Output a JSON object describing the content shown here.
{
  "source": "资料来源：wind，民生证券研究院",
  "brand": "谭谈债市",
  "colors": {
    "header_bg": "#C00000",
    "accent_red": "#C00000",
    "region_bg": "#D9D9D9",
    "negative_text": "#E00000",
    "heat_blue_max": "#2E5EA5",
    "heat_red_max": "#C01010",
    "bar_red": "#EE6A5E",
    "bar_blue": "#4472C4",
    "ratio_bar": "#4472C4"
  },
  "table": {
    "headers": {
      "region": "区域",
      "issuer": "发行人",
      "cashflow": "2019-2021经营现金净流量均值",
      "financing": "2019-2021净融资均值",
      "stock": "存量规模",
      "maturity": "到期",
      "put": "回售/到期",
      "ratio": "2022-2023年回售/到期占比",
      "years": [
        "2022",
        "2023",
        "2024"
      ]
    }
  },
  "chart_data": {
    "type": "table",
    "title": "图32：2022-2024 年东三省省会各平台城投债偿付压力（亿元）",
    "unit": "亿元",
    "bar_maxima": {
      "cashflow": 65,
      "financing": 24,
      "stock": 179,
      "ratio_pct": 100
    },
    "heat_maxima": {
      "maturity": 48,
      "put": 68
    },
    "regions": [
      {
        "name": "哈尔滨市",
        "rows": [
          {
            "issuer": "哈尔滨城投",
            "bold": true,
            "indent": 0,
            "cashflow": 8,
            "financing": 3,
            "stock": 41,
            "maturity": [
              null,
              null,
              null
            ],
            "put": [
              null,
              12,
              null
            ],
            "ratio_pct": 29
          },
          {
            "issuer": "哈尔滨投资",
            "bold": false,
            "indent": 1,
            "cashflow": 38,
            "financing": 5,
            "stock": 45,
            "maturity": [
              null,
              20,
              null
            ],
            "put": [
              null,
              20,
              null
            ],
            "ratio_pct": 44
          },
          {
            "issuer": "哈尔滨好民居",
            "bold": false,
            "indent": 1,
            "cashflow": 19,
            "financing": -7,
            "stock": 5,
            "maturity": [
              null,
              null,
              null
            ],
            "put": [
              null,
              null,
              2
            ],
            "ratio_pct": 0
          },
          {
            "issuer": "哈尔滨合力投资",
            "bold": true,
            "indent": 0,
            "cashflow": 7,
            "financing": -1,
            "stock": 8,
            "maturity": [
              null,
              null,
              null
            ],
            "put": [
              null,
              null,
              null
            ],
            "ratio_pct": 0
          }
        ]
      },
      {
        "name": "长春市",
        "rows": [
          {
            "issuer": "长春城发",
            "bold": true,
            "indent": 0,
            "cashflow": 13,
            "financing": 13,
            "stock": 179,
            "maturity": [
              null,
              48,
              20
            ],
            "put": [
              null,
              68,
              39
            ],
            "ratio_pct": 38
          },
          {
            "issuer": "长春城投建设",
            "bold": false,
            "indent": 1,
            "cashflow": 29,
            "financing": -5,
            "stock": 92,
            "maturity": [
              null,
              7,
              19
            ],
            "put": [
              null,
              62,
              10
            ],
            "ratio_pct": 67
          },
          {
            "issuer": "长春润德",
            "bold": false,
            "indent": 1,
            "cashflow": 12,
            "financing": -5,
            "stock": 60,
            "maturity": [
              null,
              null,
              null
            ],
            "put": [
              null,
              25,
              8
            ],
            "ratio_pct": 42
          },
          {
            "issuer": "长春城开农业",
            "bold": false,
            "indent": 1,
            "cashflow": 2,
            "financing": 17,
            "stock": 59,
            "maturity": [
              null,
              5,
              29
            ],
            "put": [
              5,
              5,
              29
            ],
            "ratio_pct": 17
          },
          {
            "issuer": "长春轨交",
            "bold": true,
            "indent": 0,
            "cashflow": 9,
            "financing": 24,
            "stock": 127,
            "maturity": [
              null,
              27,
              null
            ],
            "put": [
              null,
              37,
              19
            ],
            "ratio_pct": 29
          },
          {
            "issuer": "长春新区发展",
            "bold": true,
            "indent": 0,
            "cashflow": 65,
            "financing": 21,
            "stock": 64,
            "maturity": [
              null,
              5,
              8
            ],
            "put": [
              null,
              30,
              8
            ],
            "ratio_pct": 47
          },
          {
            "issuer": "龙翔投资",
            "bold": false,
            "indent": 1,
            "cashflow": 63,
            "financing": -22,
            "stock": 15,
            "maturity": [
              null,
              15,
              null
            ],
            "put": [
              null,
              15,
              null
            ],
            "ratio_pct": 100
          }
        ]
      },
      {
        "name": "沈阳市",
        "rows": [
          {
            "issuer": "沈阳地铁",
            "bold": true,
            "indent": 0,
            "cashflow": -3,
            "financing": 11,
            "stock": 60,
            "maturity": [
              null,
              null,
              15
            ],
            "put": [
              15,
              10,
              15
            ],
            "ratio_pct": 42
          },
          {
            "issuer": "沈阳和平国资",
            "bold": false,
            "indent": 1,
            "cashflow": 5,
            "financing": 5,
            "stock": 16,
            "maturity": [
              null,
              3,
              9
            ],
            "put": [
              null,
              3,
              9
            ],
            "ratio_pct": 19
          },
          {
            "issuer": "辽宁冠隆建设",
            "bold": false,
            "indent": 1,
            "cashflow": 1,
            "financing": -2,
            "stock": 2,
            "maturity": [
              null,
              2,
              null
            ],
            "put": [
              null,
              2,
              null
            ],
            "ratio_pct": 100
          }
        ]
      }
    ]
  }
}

PROBLEM DETAILS: Every entry should be output exactly as written, please.

SOLUTION TO THE PROBLEM:
Output a JSON object describing the content shown here.
{
  "source": "资料来源：wind，民生证券研究院",
  "brand": "谭谈债市",
  "colors": {
    "header_bg": "#C00000",
    "accent_red": "#C00000",
    "region_bg": "#D9D9D9",
    "negative_text": "#E00000",
    "heat_blue_max": "#2E5EA5",
    "heat_red_max": "#C01010",
    "bar_red": "#EE6A5E",
    "bar_blue": "#4472C4",
    "ratio_bar": "#4472C4"
  },
  "table": {
    "headers": {
      "region": "区域",
      "issuer": "发行人",
      "cashflow": "2019-2021经营现金净流量均值",
      "financing": "2019-2021净融资均值",
      "stock": "存量规模",
      "maturity": "到期",
      "put": "回售/到期",
      "ratio": "2022-2023年回售/到期占比",
      "years": [
        "2022",
        "2023",
        "2024"
      ]
    }
  },
  "chart_data": {
    "type": "table",
    "title": "图32：2022-2024 年东三省省会各平台城投债偿付压力（亿元）",
    "unit": "亿元",
    "bar_maxima": {
      "cashflow": 65,
      "financing": 24,
      "stock": 179,
      "ratio_pct": 100
    },
    "heat_maxima": {
      "maturity": 48,
      "put": 68
    },
    "regions": [
      {
        "name": "哈尔滨市",
        "rows": [
          {
            "issuer": "哈尔滨城投",
            "bold": true,
            "indent": 0,
            "cashflow": 8,
            "financing": 3,
            "stock": 41,
            "maturity": [
              null,
              null,
              null
            ],
            "put": [
              null,
              12,
              null
            ],
            "ratio_pct": 29
          },
          {
            "issuer": "哈尔滨投资",
            "bold": false,
            "indent": 1,
            "cashflow": 38,
            "financing": 5,
            "stock": 45,
            "maturity": [
              null,
              20,
              null
            ],
            "put": [
              null,
              20,
              null
            ],
            "ratio_pct": 44
          },
          {
            "issuer": "哈尔滨好民居",
            "bold": false,
            "indent": 1,
            "cashflow": 19,
            "financing": -7,
            "stock": 5,
            "maturity": [
              null,
              null,
              null
            ],
            "put": [
              null,
              null,
              2
            ],
            "ratio_pct": 0
          },
          {
            "issuer": "哈尔滨合力投资",
            "bold": true,
            "indent": 0,
            "cashflow": 7,
            "financing": -1,
            "stock": 8,
            "maturity": [
              null,
              null,
              null
            ],
            "put": [
              null,
              null,
              null
            ],
            "ratio_pct": 0
          }
        ]
      },
      {
        "name": "长春市",
        "rows": [
          {
            "issuer": "长春城发",
            "bold": true,
            "indent": 0,
            "cashflow": 13,
            "financing": 13,
            "stock": 179,
            "maturity": [
              null,
              48,
              20
            ],
            "put": [
              null,
              68,
              39
            ],
            "ratio_pct": 38
          },
          {
            "issuer": "长春城投建设",
            "bold": false,
            "indent": 1,
            "cashflow": 29,
            "financing": -5,
            "stock": 92,
            "maturity": [
              null,
              7,
              19
            ],
            "put": [
              null,
              62,
              10
            ],
            "ratio_pct": 67
          },
          {
            "issuer": "长春润德",
            "bold": false,
            "indent": 1,
            "cashflow": 12,
            "financing": -5,
            "stock": 60,
            "maturity": [
              null,
              null,
              null
            ],
            "put": [
              null,
              25,
              8
            ],
            "ratio_pct": 42
          },
          {
            "issuer": "长春城开农业",
            "bold": false,
            "indent": 1,
            "cashflow": 2,
            "financing": 17,
            "stock": 59,
            "maturity": [
              null,
              5,
              29
            ],
            "put": [
              5,
              5,
              29
            ],
            "ratio_pct": 17
          },
          {
            "issuer": "长春轨交",
            "bold": true,
            "indent": 0,
            "cashflow": 9,
            "financing": 24,
            "stock": 127,
            "maturity": [
              null,
              27,
              null
            ],
            "put": [
              null,
              37,
              19
            ],
            "ratio_pct": 29
          },
          {
            "issuer": "长春新区发展",
            "bold": true,
            "indent": 0,
            "cashflow": 65,
            "financing": 21,
            "stock": 64,
            "maturity": [
              null,
              5,
              8
            ],
            "put": [
              null,
              30,
              8
            ],
            "ratio_pct": 47
          },
          {
            "issuer": "龙翔投资",
            "bold": false,
            "indent": 1,
            "cashflow": 63,
            "financing": -22,
            "stock": 15,
            "maturity": [
              null,
              15,
              null
            ],
            "put": [
              null,
              15,
              null
            ],
            "ratio_pct": 100
          }
        ]
      },
      {
        "name": "沈阳市",
        "rows": [
          {
            "issuer": "沈阳地铁",
            "bold": true,
            "indent": 0,
            "cashflow": -3,
            "financing": 11,
            "stock": 60,
            "maturity": [
              null,
              null,
              15
            ],
            "put": [
              15,
              10,
              15
            ],
            "ratio_pct": 42
          },
          {
            "issuer": "沈阳和平国资",
            "bold": false,
            "indent": 1,
            "cashflow": 5,
            "financing": 5,
            "stock": 16,
            "maturity": [
              null,
              3,
              9
            ],
            "put": [
              null,
              3,
              9
            ],
            "ratio_pct": 19
          },
          {
            "issuer": "辽宁冠隆建设",
            "bold": false,
            "indent": 1,
            "cashflow": 1,
            "financing": -2,
            "stock": 2,
            "maturity": [
              null,
              2,
              null
            ],
            "put": [
              null,
              2,
              null
            ],
            "ratio_pct": 100
          }
        ]
      }
    ]
  }
}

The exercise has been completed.